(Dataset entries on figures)
-=-=-=-=-
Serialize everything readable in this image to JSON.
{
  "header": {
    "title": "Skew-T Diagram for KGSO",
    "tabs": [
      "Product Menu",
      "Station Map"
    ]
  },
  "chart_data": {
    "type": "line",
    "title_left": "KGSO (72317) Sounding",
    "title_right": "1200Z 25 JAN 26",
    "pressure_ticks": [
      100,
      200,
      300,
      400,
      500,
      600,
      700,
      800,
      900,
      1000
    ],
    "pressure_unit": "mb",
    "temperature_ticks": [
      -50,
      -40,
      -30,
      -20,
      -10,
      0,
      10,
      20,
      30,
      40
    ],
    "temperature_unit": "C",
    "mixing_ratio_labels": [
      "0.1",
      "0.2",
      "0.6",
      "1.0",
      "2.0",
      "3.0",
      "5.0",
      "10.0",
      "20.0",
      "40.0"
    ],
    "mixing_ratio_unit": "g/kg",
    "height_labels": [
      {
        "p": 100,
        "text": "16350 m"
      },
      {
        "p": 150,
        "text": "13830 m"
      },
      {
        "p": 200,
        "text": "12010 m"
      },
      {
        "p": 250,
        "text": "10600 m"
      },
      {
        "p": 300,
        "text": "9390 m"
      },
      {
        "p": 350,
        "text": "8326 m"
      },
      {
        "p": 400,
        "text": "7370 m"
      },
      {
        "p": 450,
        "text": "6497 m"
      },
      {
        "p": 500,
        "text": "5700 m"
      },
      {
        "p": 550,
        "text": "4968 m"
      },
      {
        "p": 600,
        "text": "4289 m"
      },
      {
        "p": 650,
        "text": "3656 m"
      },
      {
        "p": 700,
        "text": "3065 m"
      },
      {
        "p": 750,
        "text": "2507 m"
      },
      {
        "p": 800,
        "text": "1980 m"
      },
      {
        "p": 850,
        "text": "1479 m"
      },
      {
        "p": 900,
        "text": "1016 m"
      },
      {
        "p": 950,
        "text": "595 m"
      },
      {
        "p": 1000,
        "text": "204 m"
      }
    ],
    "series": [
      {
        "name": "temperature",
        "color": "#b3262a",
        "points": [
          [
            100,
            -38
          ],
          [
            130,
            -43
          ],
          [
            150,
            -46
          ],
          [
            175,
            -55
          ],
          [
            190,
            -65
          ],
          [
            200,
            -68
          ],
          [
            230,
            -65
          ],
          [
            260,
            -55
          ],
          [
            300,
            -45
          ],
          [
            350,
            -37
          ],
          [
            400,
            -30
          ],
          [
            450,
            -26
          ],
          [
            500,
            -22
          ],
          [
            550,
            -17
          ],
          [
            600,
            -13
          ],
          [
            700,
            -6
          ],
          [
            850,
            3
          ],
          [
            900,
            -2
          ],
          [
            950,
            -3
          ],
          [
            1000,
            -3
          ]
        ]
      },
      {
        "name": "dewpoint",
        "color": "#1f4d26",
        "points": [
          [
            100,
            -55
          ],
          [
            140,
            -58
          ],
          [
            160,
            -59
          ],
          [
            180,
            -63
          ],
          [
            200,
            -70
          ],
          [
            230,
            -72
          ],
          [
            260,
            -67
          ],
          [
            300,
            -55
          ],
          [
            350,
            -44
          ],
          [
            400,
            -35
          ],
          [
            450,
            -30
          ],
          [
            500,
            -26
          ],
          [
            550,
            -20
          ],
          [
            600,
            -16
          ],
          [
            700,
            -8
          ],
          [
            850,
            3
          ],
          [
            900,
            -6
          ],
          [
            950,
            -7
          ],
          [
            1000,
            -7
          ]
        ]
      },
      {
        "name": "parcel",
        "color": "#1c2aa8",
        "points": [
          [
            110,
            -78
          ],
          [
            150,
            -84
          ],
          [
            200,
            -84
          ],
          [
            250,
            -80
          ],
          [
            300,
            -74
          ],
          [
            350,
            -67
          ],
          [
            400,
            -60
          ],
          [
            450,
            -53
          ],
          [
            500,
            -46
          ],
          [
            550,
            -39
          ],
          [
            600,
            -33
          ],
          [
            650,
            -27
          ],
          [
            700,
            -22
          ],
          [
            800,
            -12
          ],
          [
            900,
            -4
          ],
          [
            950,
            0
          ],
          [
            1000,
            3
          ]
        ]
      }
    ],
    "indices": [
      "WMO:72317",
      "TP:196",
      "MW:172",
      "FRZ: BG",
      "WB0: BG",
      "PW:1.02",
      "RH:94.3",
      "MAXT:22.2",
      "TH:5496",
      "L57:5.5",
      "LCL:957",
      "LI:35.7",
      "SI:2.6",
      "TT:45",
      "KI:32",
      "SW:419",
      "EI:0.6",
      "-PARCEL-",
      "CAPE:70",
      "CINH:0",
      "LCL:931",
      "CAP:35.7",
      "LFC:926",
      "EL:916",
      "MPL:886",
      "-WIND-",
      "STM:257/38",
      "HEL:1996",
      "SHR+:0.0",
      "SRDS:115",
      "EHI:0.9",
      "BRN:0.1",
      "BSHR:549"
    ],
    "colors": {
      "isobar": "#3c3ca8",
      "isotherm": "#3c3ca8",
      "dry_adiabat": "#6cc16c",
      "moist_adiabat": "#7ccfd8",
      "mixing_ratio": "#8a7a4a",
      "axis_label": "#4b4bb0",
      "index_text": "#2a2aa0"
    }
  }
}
-=-=-=-=-
WHAT IS EXPECTED:
Extract from the material all lines containing the string "KGSO".

OUTPUT BELOW:
    "title": "Skew-T Diagram for KGSO",
    "title_left": "KGSO (72317) Sounding",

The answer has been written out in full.